- **Given instruction**
Search the material for the string "Alle", then return every line where it is found.

[Stored data entries]
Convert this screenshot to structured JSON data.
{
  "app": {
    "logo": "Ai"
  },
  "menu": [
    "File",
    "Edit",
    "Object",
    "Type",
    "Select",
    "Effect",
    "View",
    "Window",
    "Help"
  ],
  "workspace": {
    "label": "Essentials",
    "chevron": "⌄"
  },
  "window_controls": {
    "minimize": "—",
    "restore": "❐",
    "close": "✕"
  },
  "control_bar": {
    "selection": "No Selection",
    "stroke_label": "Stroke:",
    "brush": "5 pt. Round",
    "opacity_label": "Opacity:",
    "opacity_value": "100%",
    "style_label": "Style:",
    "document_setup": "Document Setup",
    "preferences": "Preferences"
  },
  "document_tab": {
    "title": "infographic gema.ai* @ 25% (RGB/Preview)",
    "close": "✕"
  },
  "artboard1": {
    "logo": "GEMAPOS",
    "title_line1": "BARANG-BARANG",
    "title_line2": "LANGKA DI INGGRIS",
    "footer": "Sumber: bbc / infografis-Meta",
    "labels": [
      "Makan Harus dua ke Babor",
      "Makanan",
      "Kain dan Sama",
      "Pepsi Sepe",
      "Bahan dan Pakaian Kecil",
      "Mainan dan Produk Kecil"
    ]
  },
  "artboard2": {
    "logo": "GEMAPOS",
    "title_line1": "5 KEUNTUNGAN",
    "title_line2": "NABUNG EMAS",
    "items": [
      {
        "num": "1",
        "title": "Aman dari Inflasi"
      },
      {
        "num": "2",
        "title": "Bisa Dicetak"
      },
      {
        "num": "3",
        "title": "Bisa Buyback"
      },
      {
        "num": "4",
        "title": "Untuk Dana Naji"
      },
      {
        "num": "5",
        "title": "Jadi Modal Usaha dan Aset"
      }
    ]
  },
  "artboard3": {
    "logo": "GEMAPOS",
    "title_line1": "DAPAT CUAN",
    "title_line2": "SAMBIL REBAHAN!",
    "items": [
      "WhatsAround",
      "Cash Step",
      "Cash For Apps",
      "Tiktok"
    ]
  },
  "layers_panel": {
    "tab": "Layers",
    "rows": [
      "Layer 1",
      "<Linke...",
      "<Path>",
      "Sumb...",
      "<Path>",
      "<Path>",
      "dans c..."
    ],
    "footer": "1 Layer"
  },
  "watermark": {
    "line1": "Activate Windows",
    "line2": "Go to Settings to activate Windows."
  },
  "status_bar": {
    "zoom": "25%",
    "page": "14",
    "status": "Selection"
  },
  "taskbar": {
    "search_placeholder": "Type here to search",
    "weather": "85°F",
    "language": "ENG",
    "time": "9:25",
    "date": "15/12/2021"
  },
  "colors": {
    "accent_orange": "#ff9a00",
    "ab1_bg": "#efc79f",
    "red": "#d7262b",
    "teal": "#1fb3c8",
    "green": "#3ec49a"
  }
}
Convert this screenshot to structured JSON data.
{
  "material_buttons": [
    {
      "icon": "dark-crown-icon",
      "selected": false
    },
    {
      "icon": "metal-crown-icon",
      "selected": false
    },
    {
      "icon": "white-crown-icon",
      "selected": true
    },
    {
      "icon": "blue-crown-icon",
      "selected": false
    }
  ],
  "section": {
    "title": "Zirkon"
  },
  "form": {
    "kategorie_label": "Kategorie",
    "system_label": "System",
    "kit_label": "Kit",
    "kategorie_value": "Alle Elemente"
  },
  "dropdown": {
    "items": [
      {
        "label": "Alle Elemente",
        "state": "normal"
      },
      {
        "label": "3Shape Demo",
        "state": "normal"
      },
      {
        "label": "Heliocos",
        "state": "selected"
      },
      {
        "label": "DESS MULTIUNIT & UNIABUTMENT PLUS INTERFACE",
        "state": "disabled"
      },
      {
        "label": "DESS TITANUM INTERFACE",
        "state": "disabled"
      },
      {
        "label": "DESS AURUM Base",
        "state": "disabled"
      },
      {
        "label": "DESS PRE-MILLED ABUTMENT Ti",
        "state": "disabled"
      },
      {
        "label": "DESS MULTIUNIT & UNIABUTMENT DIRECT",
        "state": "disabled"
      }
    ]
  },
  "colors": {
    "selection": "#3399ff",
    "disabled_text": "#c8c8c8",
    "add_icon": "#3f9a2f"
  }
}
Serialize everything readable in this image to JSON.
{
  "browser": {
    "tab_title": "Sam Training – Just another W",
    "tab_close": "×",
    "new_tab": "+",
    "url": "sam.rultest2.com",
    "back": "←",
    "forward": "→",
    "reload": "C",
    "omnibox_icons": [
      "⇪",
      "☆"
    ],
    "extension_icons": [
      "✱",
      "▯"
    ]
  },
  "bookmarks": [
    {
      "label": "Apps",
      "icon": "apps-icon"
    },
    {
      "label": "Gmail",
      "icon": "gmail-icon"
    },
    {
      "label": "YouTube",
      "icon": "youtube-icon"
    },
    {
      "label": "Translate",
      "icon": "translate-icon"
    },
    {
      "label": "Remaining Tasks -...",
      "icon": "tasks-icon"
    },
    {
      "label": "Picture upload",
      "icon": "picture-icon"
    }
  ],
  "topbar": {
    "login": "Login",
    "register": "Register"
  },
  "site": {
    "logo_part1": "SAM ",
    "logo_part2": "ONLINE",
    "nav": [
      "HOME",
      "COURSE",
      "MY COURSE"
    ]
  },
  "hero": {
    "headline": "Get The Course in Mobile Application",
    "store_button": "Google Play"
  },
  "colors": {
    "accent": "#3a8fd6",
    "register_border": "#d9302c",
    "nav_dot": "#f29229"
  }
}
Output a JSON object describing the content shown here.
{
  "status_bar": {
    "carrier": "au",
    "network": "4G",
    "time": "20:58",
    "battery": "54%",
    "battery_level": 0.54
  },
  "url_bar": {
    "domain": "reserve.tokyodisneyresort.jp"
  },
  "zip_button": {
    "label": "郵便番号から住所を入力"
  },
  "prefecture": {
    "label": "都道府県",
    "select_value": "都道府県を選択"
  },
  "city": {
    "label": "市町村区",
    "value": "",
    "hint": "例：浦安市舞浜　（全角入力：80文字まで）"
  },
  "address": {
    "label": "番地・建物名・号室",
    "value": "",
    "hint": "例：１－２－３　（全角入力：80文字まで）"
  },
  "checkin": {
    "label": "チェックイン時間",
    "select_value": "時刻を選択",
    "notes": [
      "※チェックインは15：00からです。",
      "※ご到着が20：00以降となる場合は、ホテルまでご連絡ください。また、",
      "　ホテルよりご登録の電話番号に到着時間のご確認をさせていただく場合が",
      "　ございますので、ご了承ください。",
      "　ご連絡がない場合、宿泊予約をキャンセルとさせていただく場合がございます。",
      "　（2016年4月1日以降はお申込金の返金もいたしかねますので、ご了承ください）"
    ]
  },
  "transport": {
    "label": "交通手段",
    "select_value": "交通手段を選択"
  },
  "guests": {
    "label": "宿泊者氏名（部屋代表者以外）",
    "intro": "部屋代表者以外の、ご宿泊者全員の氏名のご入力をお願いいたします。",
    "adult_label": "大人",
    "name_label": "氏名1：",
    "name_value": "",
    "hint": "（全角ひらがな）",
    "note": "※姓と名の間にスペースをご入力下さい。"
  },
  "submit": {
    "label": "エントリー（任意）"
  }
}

- **Response to the task**
    "kategorie_value": "Alle Elemente"
        "label": "Alle Elemente",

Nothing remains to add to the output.